The interviews also provide juicy little details, from memories of the late great Tracy Pew (who died in 1986) and his library full of trash detective novels, porn, and The Odyssey, to unlabeled drug-fueled flights that ended with Nick passing out on a metal luggage search table. Mick Harvey and Rowland Howard, in particular, stand out as witty storytellers. Both got a laugh from the audience during my screening, including Rowland’s account of his initial initiation…I mean…meeting with Cave post-Nick tearing a sink out of a bathroom at a party like One Flew Over the Cuckoo’s Nest. Shoving the skeletal guitarist against a wall, Nick snarled, “Are you a poof or a punk?” On a later night, Nick was quite apologetic, buying Rowland a drink and inviting him to another party where, Rowland dryly quips while chuckling, he proceeded to do the same thing yet again. This shambolic scenario, along with many others, was brought to life with lanky animation by Reinhard Kleist, taken from his graphic novel Nick Cave: Mercy On Me, a flourish I could have done without but seems to be the standard doc formula these days.

## Listed records

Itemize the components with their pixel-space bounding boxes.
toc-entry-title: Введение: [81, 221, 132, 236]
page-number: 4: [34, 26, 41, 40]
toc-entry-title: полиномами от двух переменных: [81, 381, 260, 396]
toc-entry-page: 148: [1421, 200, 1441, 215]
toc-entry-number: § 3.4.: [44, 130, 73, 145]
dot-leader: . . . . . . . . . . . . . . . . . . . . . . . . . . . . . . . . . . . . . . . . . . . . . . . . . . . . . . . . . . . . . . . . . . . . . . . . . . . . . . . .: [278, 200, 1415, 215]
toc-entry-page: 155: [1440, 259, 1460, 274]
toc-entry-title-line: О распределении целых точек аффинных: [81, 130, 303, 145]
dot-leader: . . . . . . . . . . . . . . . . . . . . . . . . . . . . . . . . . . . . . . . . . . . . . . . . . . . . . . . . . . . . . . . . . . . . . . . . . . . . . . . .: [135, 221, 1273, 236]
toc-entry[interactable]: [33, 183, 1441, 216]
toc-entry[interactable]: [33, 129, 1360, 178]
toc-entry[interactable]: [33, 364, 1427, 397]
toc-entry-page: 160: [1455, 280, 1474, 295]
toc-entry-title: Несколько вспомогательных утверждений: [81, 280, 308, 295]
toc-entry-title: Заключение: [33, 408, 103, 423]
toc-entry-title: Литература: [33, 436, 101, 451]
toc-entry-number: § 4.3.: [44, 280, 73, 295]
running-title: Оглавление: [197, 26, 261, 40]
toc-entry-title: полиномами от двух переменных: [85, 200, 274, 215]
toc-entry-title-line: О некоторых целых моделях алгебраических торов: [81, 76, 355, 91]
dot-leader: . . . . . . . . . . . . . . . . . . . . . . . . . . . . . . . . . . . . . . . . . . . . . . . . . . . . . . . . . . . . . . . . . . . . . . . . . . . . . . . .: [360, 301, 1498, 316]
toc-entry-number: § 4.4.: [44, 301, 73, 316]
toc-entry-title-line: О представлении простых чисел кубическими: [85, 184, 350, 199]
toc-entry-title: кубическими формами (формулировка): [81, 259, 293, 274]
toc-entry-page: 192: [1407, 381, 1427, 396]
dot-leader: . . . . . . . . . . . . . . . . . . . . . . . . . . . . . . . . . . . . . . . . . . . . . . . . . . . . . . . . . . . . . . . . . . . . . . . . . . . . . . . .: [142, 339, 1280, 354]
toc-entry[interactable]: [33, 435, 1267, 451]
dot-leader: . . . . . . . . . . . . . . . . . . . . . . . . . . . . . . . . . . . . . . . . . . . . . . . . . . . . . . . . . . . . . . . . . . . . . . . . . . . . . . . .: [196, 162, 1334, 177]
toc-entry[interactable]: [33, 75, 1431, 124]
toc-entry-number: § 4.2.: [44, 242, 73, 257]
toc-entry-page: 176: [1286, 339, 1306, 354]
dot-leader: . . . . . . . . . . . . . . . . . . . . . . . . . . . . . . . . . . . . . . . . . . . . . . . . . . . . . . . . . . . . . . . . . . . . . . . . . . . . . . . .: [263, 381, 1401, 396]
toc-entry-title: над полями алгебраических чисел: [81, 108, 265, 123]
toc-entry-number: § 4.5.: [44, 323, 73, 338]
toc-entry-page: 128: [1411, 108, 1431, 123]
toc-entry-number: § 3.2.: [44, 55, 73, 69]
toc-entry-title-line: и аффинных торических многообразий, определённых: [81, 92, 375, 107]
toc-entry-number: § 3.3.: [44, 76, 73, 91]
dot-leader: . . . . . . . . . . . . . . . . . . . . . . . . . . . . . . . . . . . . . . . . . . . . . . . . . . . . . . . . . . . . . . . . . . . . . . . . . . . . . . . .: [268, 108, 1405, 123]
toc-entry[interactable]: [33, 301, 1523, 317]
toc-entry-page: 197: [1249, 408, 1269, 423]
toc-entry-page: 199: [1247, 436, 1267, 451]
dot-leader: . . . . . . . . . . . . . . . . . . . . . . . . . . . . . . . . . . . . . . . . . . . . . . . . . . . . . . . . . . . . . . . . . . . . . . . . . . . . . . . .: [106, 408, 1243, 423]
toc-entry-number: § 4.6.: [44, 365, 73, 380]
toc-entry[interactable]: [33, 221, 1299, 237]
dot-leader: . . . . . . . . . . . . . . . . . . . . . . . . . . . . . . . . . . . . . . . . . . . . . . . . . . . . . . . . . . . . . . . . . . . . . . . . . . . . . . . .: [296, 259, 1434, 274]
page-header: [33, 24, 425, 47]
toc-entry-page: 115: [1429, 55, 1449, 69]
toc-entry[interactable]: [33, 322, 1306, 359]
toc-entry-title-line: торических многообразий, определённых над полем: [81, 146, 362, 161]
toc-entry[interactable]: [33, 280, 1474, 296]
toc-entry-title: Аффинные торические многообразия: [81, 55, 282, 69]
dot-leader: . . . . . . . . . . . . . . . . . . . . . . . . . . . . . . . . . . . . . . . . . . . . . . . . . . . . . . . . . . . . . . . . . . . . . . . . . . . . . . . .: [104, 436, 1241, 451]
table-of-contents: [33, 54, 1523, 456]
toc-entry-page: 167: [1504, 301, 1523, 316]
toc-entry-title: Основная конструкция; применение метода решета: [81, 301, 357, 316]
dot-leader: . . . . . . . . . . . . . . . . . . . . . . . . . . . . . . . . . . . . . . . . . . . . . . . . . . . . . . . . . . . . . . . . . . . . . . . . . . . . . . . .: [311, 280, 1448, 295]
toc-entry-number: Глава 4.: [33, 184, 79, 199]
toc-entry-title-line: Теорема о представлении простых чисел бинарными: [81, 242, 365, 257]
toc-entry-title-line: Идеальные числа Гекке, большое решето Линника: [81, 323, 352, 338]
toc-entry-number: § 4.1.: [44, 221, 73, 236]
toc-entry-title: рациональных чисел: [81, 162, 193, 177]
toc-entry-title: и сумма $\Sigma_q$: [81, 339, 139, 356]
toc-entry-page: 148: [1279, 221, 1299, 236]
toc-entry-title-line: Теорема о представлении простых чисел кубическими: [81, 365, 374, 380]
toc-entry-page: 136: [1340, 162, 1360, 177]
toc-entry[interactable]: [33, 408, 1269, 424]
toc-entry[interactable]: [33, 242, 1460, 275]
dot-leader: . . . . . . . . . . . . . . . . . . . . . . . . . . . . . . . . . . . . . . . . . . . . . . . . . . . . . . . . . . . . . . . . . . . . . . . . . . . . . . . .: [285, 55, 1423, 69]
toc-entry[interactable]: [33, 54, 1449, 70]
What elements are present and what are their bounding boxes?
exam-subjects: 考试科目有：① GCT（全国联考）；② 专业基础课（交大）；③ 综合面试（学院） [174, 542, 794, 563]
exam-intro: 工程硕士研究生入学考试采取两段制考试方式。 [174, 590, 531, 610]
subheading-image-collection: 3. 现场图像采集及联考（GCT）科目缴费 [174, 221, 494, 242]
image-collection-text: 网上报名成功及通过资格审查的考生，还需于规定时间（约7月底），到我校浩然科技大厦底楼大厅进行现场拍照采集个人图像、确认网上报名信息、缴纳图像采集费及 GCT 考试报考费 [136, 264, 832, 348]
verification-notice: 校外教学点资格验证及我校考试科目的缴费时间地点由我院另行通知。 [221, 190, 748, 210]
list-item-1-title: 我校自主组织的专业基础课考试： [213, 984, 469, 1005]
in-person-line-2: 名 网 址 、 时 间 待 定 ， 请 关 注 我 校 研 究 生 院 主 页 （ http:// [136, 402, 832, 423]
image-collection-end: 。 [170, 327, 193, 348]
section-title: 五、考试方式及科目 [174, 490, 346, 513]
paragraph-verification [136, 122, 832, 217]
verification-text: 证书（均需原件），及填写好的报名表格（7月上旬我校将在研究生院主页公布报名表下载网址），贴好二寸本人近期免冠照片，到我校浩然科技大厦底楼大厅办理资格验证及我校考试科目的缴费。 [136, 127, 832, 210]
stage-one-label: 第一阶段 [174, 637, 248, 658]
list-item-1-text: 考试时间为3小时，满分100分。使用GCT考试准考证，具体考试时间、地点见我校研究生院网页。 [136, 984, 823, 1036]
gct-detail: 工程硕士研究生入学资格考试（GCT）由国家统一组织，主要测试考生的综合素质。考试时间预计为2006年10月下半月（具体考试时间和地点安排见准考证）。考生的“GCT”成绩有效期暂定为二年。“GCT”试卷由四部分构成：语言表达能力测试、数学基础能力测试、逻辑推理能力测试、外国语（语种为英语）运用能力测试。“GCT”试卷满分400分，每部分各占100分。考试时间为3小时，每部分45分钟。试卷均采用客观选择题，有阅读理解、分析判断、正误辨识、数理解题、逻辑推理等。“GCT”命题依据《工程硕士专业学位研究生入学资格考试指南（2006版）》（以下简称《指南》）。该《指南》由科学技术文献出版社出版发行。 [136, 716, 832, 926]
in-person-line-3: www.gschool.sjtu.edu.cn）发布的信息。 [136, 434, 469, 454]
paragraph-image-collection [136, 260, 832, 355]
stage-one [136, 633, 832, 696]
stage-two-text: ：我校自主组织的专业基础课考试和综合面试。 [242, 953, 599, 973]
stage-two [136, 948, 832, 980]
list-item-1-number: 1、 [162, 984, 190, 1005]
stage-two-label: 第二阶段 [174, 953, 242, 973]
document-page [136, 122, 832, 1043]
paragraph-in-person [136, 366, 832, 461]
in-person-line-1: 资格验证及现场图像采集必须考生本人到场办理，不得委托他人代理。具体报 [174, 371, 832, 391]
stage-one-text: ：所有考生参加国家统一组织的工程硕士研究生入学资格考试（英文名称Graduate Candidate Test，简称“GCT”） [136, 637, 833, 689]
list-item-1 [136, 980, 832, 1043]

## Work to do
Write what comes next in the Nick Cave documentary review, picking up after its last sentence and keeping the reviewer's voice.

## Response below
One of my fav pics from a particularly infamous performance at NYC’s The Underground in 1981 that makes it into the film. Look at those pants! (Photo: Helena Glass; via fromthearchives.com)

As with the animation, Mutiny in Heaven, despite its subjects, is a fairly routine documentary. It’s a bit of a mess, sure (though I’d argue no documentary about The Birthday Party couldn’t be), but it certainly does not shatter any cinematic molds. Granted, when the film attempts to get more experimental is also when it becomes the most annoying, namely a few indulgent psychedelic interludes that thankfully did not expand to the entire film like the trying Moonage Daydream. Beyond the structure of the film itself, its content also isn’t exactly out of the ordinary for most music documentaries: drugs, youthful hijinks, deterioration of friendships, etc. The film doesn’t exactly tread new territory in terms of the band either: segments about Nick’s obsession with the Bible, his father preaching literature, details from a double-header of disastrous concerts in New York, and a photographic series of singular beauty with an arc of piss from an audience member perfectly hitting Tracy Pew that also plays a role in Iain Forsyth and Jane Pollard’s 20,000 Days on Earth. And here lies the risk of playing to an audience of notoriously fixated fans: we’ve already seen, read, and heard everything out there, which means there is added pressure to come up with something fresh or add a new contemporary context.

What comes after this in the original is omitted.